- **Work to be completed**
Output the material beneath exactly, leaving nothing out.

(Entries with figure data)

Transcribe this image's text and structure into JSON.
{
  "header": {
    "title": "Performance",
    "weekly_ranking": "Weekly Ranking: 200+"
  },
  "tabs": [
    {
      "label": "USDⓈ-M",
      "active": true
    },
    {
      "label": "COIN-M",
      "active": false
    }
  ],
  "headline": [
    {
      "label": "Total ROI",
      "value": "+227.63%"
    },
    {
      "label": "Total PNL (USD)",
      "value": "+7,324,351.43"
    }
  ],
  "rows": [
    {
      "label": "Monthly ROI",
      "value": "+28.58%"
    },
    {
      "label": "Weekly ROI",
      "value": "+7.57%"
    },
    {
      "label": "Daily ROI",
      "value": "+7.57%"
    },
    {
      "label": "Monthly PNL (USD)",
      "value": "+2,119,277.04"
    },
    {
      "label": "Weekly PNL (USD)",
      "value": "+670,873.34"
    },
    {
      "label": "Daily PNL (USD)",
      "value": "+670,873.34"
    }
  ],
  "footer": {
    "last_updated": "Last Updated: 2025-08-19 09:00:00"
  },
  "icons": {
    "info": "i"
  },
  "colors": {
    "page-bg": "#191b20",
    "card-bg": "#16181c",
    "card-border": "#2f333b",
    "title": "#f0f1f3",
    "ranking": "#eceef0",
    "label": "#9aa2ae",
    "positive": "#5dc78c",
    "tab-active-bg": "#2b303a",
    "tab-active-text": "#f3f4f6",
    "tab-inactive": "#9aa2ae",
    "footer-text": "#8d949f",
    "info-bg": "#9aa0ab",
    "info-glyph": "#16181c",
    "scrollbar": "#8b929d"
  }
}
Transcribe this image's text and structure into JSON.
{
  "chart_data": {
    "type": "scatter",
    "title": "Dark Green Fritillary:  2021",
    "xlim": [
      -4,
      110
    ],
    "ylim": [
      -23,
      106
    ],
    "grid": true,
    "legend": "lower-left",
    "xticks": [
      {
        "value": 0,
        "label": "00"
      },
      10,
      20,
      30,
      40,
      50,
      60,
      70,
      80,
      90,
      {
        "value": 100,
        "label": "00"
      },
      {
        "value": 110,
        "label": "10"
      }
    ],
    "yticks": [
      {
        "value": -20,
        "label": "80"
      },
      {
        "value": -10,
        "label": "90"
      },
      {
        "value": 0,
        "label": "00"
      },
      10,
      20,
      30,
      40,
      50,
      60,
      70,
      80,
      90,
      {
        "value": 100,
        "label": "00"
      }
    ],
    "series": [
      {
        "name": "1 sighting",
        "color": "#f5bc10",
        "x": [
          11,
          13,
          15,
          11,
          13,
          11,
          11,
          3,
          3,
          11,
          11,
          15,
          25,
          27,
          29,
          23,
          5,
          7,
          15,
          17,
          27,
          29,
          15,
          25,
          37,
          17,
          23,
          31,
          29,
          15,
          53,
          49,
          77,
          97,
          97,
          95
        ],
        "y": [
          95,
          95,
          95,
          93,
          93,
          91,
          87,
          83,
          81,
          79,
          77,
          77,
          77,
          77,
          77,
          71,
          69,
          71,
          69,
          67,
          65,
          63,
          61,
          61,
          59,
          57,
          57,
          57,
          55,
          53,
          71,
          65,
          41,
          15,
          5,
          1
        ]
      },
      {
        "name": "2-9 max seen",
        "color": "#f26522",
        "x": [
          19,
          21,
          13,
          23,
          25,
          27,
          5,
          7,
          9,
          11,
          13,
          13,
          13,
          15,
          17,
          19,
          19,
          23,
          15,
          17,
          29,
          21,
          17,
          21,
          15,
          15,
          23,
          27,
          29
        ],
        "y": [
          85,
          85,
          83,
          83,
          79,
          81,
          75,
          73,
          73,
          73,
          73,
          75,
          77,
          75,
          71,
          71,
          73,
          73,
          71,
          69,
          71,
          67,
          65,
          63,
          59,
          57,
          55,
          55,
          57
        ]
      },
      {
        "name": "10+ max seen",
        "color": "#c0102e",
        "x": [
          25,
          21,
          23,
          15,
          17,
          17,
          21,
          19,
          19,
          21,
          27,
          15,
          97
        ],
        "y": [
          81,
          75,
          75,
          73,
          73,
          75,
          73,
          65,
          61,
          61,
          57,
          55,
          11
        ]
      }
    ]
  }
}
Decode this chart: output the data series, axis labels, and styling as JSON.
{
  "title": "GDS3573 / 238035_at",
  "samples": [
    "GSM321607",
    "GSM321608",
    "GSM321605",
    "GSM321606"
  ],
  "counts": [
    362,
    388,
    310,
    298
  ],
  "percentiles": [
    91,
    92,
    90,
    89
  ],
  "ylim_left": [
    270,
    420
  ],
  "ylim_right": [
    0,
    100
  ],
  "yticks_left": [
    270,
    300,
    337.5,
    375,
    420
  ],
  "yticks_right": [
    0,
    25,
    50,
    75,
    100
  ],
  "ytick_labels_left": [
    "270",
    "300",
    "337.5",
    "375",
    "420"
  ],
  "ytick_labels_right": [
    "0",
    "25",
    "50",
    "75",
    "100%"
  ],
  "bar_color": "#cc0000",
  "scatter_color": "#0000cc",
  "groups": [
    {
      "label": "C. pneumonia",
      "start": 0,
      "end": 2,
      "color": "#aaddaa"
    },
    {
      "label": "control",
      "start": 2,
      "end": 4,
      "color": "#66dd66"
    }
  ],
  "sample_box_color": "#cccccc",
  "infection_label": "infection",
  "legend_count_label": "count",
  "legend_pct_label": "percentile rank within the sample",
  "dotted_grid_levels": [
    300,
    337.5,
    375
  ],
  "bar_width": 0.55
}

- **Solution below**
Transcribe this image's text and structure into JSON.
{
  "header": {
    "title": "Performance",
    "weekly_ranking": "Weekly Ranking: 200+"
  },
  "tabs": [
    {
      "label": "USDⓈ-M",
      "active": true
    },
    {
      "label": "COIN-M",
      "active": false
    }
  ],
  "headline": [
    {
      "label": "Total ROI",
      "value": "+227.63%"
    },
    {
      "label": "Total PNL (USD)",
      "value": "+7,324,351.43"
    }
  ],
  "rows": [
    {
      "label": "Monthly ROI",
      "value": "+28.58%"
    },
    {
      "label": "Weekly ROI",
      "value": "+7.57%"
    },
    {
      "label": "Daily ROI",
      "value": "+7.57%"
    },
    {
      "label": "Monthly PNL (USD)",
      "value": "+2,119,277.04"
    },
    {
      "label": "Weekly PNL (USD)",
      "value": "+670,873.34"
    },
    {
      "label": "Daily PNL (USD)",
      "value": "+670,873.34"
    }
  ],
  "footer": {
    "last_updated": "Last Updated: 2025-08-19 09:00:00"
  },
  "icons": {
    "info": "i"
  },
  "colors": {
    "page-bg": "#191b20",
    "card-bg": "#16181c",
    "card-border": "#2f333b",
    "title": "#f0f1f3",
    "ranking": "#eceef0",
    "label": "#9aa2ae",
    "positive": "#5dc78c",
    "tab-active-bg": "#2b303a",
    "tab-active-text": "#f3f4f6",
    "tab-inactive": "#9aa2ae",
    "footer-text": "#8d949f",
    "info-bg": "#9aa0ab",
    "info-glyph": "#16181c",
    "scrollbar": "#8b929d"
  }
}
Transcribe this image's text and structure into JSON.
{
  "chart_data": {
    "type": "scatter",
    "title": "Dark Green Fritillary:  2021",
    "xlim": [
      -4,
      110
    ],
    "ylim": [
      -23,
      106
    ],
    "grid": true,
    "legend": "lower-left",
    "xticks": [
      {
        "value": 0,
        "label": "00"
      },
      10,
      20,
      30,
      40,
      50,
      60,
      70,
      80,
      90,
      {
        "value": 100,
        "label": "00"
      },
      {
        "value": 110,
        "label": "10"
      }
    ],
    "yticks": [
      {
        "value": -20,
        "label": "80"
      },
      {
        "value": -10,
        "label": "90"
      },
      {
        "value": 0,
        "label": "00"
      },
      10,
      20,
      30,
      40,
      50,
      60,
      70,
      80,
      90,
      {
        "value": 100,
        "label": "00"
      }
    ],
    "series": [
      {
        "name": "1 sighting",
        "color": "#f5bc10",
        "x": [
          11,
          13,
          15,
          11,
          13,
          11,
          11,
          3,
          3,
          11,
          11,
          15,
          25,
          27,
          29,
          23,
          5,
          7,
          15,
          17,
          27,
          29,
          15,
          25,
          37,
          17,
          23,
          31,
          29,
          15,
          53,
          49,
          77,
          97,
          97,
          95
        ],
        "y": [
          95,
          95,
          95,
          93,
          93,
          91,
          87,
          83,
          81,
          79,
          77,
          77,
          77,
          77,
          77,
          71,
          69,
          71,
          69,
          67,
          65,
          63,
          61,
          61,
          59,
          57,
          57,
          57,
          55,
          53,
          71,
          65,
          41,
          15,
          5,
          1
        ]
      },
      {
        "name": "2-9 max seen",
        "color": "#f26522",
        "x": [
          19,
          21,
          13,
          23,
          25,
          27,
          5,
          7,
          9,
          11,
          13,
          13,
          13,
          15,
          17,
          19,
          19,
          23,
          15,
          17,
          29,
          21,
          17,
          21,
          15,
          15,
          23,
          27,
          29
        ],
        "y": [
          85,
          85,
          83,
          83,
          79,
          81,
          75,
          73,
          73,
          73,
          73,
          75,
          77,
          75,
          71,
          71,
          73,
          73,
          71,
          69,
          71,
          67,
          65,
          63,
          59,
          57,
          55,
          55,
          57
        ]
      },
      {
        "name": "10+ max seen",
        "color": "#c0102e",
        "x": [
          25,
          21,
          23,
          15,
          17,
          17,
          21,
          19,
          19,
          21,
          27,
          15,
          97
        ],
        "y": [
          81,
          75,
          75,
          73,
          73,
          75,
          73,
          65,
          61,
          61,
          57,
          55,
          11
        ]
      }
    ]
  }
}
Decode this chart: output the data series, axis labels, and styling as JSON.
{
  "title": "GDS3573 / 238035_at",
  "samples": [
    "GSM321607",
    "GSM321608",
    "GSM321605",
    "GSM321606"
  ],
  "counts": [
    362,
    388,
    310,
    298
  ],
  "percentiles": [
    91,
    92,
    90,
    89
  ],
  "ylim_left": [
    270,
    420
  ],
  "ylim_right": [
    0,
    100
  ],
  "yticks_left": [
    270,
    300,
    337.5,
    375,
    420
  ],
  "yticks_right": [
    0,
    25,
    50,
    75,
    100
  ],
  "ytick_labels_left": [
    "270",
    "300",
    "337.5",
    "375",
    "420"
  ],
  "ytick_labels_right": [
    "0",
    "25",
    "50",
    "75",
    "100%"
  ],
  "bar_color": "#cc0000",
  "scatter_color": "#0000cc",
  "groups": [
    {
      "label": "C. pneumonia",
      "start": 0,
      "end": 2,
      "color": "#aaddaa"
    },
    {
      "label": "control",
      "start": 2,
      "end": 4,
      "color": "#66dd66"
    }
  ],
  "sample_box_color": "#cccccc",
  "infection_label": "infection",
  "legend_count_label": "count",
  "legend_pct_label": "percentile rank within the sample",
  "dotted_grid_levels": [
    300,
    337.5,
    375
  ],
  "bar_width": 0.55
}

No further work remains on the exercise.